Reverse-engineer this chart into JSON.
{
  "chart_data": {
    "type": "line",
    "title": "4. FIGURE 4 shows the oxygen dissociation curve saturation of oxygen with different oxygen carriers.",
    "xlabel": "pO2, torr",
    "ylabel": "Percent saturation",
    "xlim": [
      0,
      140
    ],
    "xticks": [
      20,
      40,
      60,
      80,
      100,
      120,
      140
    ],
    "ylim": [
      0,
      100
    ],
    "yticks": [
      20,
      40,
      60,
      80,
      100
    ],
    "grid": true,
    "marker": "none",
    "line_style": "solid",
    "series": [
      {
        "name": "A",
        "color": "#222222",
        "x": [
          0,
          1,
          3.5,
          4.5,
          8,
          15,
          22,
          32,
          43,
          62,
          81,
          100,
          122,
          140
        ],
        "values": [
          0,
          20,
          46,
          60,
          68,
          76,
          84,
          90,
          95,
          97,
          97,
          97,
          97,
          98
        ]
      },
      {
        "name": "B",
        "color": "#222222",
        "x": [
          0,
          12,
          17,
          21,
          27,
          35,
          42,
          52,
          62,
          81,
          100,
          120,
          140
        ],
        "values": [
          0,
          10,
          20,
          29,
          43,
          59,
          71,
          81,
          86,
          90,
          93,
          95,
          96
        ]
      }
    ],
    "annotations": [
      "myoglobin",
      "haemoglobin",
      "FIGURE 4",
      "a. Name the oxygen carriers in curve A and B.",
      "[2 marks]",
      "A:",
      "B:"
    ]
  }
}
---
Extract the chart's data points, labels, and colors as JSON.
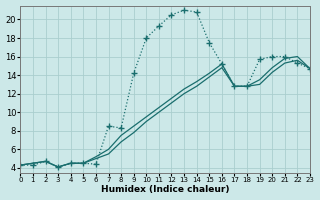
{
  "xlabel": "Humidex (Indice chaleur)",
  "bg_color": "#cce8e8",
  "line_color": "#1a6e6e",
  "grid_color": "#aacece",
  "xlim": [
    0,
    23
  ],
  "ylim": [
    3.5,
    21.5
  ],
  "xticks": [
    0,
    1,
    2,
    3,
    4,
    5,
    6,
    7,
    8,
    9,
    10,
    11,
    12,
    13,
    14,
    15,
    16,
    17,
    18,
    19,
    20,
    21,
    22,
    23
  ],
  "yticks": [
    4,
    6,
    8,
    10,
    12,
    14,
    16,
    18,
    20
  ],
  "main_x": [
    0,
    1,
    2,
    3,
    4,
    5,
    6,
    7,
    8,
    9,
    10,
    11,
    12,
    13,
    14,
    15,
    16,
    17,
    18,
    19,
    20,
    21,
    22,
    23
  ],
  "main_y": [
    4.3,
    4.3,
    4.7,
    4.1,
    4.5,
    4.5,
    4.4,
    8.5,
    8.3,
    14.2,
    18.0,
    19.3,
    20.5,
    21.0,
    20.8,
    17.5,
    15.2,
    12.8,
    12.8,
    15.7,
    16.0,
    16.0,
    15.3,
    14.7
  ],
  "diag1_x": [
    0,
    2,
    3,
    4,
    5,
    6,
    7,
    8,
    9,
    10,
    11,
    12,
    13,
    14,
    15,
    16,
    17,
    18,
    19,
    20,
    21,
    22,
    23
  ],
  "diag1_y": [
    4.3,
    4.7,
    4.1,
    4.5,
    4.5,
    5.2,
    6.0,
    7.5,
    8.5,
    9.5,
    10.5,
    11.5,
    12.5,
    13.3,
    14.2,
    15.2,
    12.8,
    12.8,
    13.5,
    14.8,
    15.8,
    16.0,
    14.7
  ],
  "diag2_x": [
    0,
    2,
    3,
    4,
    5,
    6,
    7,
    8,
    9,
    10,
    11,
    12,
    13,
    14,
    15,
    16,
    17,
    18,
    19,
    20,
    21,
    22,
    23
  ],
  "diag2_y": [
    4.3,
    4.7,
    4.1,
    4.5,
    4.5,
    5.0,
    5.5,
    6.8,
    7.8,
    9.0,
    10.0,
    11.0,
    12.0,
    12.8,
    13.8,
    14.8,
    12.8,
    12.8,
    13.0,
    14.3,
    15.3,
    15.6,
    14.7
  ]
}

#### [EXERCISE]
Give the number of lines in the entries that hold the word "saturation", and nothing else.

#### [WRITTEN SOLUTION]
2